---------- SUPPLIED RECORDS

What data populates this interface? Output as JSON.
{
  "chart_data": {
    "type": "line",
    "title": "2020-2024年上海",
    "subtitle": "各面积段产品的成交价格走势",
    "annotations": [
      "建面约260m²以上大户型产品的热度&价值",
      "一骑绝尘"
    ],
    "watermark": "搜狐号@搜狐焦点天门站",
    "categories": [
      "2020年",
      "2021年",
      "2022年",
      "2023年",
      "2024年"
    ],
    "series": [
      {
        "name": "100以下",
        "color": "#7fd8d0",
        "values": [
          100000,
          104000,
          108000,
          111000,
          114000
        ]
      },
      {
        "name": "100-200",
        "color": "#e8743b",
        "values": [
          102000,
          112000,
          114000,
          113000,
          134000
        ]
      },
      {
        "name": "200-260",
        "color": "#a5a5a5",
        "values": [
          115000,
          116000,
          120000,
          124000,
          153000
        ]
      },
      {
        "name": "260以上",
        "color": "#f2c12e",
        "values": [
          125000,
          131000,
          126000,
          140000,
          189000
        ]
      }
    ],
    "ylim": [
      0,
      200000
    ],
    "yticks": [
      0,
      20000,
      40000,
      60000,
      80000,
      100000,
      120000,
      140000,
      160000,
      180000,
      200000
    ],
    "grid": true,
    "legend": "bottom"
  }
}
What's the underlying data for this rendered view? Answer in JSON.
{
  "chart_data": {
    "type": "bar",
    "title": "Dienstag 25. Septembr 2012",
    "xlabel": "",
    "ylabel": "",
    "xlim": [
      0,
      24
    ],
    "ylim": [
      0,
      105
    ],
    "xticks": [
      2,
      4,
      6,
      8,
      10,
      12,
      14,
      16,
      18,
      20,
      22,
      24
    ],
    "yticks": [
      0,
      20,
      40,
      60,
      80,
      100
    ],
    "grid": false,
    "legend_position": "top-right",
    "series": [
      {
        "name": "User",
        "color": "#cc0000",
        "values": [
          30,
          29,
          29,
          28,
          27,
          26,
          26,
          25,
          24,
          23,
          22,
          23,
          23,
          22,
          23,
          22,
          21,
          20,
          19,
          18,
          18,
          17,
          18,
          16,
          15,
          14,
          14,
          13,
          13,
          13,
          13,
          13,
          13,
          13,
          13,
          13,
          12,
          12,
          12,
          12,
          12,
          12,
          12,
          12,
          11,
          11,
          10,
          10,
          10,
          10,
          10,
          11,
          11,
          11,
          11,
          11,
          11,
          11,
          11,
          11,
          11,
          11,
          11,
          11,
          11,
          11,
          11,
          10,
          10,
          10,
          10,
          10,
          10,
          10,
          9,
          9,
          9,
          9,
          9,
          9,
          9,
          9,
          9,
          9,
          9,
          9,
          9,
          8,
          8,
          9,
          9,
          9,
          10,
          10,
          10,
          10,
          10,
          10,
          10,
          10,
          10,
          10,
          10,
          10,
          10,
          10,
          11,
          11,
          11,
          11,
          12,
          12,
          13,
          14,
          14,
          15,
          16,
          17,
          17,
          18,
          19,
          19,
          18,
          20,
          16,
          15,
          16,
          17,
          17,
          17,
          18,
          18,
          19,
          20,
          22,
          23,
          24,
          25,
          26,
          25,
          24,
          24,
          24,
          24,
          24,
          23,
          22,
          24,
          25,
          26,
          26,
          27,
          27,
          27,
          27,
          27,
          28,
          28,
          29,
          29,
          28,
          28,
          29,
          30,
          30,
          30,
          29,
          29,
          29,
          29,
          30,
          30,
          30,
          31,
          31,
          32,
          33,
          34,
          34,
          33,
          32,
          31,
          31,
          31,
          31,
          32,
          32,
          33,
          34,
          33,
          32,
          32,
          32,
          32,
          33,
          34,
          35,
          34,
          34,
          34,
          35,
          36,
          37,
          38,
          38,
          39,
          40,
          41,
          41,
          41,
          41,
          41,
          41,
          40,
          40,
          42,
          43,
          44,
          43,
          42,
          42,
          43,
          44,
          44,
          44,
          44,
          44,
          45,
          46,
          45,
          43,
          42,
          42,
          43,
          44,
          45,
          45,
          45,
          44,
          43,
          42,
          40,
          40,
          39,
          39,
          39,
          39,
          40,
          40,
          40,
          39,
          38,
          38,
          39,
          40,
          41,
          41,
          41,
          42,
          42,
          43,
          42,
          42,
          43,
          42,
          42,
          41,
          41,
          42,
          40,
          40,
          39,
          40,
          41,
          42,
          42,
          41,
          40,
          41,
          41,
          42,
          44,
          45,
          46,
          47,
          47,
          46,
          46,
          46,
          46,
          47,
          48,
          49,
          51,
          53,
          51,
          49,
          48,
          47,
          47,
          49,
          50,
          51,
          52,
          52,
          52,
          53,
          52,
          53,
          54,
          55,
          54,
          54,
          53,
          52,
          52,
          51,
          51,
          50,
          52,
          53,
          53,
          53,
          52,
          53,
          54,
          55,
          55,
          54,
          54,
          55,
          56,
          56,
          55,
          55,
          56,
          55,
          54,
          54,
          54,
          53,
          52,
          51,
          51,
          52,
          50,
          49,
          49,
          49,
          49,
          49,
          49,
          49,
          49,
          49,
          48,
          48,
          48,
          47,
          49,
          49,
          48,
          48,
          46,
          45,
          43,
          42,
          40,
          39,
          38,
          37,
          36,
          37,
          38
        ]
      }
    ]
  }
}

--------------------

● WHAT IS BEING ASKED: Reproduce the entries above in full, verbatim.

● TASK OUTPUT:
What data populates this interface? Output as JSON.
{
  "chart_data": {
    "type": "line",
    "title": "2020-2024年上海",
    "subtitle": "各面积段产品的成交价格走势",
    "annotations": [
      "建面约260m²以上大户型产品的热度&价值",
      "一骑绝尘"
    ],
    "watermark": "搜狐号@搜狐焦点天门站",
    "categories": [
      "2020年",
      "2021年",
      "2022年",
      "2023年",
      "2024年"
    ],
    "series": [
      {
        "name": "100以下",
        "color": "#7fd8d0",
        "values": [
          100000,
          104000,
          108000,
          111000,
          114000
        ]
      },
      {
        "name": "100-200",
        "color": "#e8743b",
        "values": [
          102000,
          112000,
          114000,
          113000,
          134000
        ]
      },
      {
        "name": "200-260",
        "color": "#a5a5a5",
        "values": [
          115000,
          116000,
          120000,
          124000,
          153000
        ]
      },
      {
        "name": "260以上",
        "color": "#f2c12e",
        "values": [
          125000,
          131000,
          126000,
          140000,
          189000
        ]
      }
    ],
    "ylim": [
      0,
      200000
    ],
    "yticks": [
      0,
      20000,
      40000,
      60000,
      80000,
      100000,
      120000,
      140000,
      160000,
      180000,
      200000
    ],
    "grid": true,
    "legend": "bottom"
  }
}
What's the underlying data for this rendered view? Answer in JSON.
{
  "chart_data": {
    "type": "bar",
    "title": "Dienstag 25. Septembr 2012",
    "xlabel": "",
    "ylabel": "",
    "xlim": [
      0,
      24
    ],
    "ylim": [
      0,
      105
    ],
    "xticks": [
      2,
      4,
      6,
      8,
      10,
      12,
      14,
      16,
      18,
      20,
      22,
      24
    ],
    "yticks": [
      0,
      20,
      40,
      60,
      80,
      100
    ],
    "grid": false,
    "legend_position": "top-right",
    "series": [
      {
        "name": "User",
        "color": "#cc0000",
        "values": [
          30,
          29,
          29,
          28,
          27,
          26,
          26,
          25,
          24,
          23,
          22,
          23,
          23,
          22,
          23,
          22,
          21,
          20,
          19,
          18,
          18,
          17,
          18,
          16,
          15,
          14,
          14,
          13,
          13,
          13,
          13,
          13,
          13,
          13,
          13,
          13,
          12,
          12,
          12,
          12,
          12,
          12,
          12,
          12,
          11,
          11,
          10,
          10,
          10,
          10,
          10,
          11,
          11,
          11,
          11,
          11,
          11,
          11,
          11,
          11,
          11,
          11,
          11,
          11,
          11,
          11,
          11,
          10,
          10,
          10,
          10,
          10,
          10,
          10,
          9,
          9,
          9,
          9,
          9,
          9,
          9,
          9,
          9,
          9,
          9,
          9,
          9,
          8,
          8,
          9,
          9,
          9,
          10,
          10,
          10,
          10,
          10,
          10,
          10,
          10,
          10,
          10,
          10,
          10,
          10,
          10,
          11,
          11,
          11,
          11,
          12,
          12,
          13,
          14,
          14,
          15,
          16,
          17,
          17,
          18,
          19,
          19,
          18,
          20,
          16,
          15,
          16,
          17,
          17,
          17,
          18,
          18,
          19,
          20,
          22,
          23,
          24,
          25,
          26,
          25,
          24,
          24,
          24,
          24,
          24,
          23,
          22,
          24,
          25,
          26,
          26,
          27,
          27,
          27,
          27,
          27,
          28,
          28,
          29,
          29,
          28,
          28,
          29,
          30,
          30,
          30,
          29,
          29,
          29,
          29,
          30,
          30,
          30,
          31,
          31,
          32,
          33,
          34,
          34,
          33,
          32,
          31,
          31,
          31,
          31,
          32,
          32,
          33,
          34,
          33,
          32,
          32,
          32,
          32,
          33,
          34,
          35,
          34,
          34,
          34,
          35,
          36,
          37,
          38,
          38,
          39,
          40,
          41,
          41,
          41,
          41,
          41,
          41,
          40,
          40,
          42,
          43,
          44,
          43,
          42,
          42,
          43,
          44,
          44,
          44,
          44,
          44,
          45,
          46,
          45,
          43,
          42,
          42,
          43,
          44,
          45,
          45,
          45,
          44,
          43,
          42,
          40,
          40,
          39,
          39,
          39,
          39,
          40,
          40,
          40,
          39,
          38,
          38,
          39,
          40,
          41,
          41,
          41,
          42,
          42,
          43,
          42,
          42,
          43,
          42,
          42,
          41,
          41,
          42,
          40,
          40,
          39,
          40,
          41,
          42,
          42,
          41,
          40,
          41,
          41,
          42,
          44,
          45,
          46,
          47,
          47,
          46,
          46,
          46,
          46,
          47,
          48,
          49,
          51,
          53,
          51,
          49,
          48,
          47,
          47,
          49,
          50,
          51,
          52,
          52,
          52,
          53,
          52,
          53,
          54,
          55,
          54,
          54,
          53,
          52,
          52,
          51,
          51,
          50,
          52,
          53,
          53,
          53,
          52,
          53,
          54,
          55,
          55,
          54,
          54,
          55,
          56,
          56,
          55,
          55,
          56,
          55,
          54,
          54,
          54,
          53,
          52,
          51,
          51,
          52,
          50,
          49,
          49,
          49,
          49,
          49,
          49,
          49,
          49,
          49,
          48,
          48,
          48,
          47,
          49,
          49,
          48,
          48,
          46,
          45,
          43,
          42,
          40,
          39,
          38,
          37,
          36,
          37,
          38
        ]
      }
    ]
  }
}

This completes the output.